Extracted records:

....................

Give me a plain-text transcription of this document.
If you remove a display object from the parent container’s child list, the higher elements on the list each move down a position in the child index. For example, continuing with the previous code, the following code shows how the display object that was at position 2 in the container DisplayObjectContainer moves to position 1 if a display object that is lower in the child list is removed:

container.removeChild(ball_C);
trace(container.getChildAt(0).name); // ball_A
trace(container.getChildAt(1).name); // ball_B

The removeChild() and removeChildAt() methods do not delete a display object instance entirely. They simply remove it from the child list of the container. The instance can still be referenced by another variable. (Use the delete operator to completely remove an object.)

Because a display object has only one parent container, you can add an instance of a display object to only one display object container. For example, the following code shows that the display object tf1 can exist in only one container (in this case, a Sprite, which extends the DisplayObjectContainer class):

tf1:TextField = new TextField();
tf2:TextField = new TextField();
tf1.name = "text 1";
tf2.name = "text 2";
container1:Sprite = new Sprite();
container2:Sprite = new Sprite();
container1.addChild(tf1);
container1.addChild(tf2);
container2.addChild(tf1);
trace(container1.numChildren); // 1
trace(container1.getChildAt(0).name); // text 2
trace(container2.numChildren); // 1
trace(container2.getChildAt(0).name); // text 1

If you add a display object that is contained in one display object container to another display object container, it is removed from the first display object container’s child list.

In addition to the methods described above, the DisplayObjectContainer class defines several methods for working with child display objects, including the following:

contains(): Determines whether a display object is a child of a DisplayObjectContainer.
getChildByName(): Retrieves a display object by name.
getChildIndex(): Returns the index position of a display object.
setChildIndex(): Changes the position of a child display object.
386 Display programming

....................

• Problem details: Read the entries and pick out all lines that include the word "removed".

• Solution:
If you remove a display object from the parent container’s child list, the higher elements on the list each move down a position in the child index. For example, continuing with the previous code, the following code shows how the display object that was at position 2 in the container DisplayObjectContainer moves to position 1 if a display object that is lower in the child list is removed:
If you add a display object that is contained in one display object container to another display object container, it is removed from the first display object container’s child list.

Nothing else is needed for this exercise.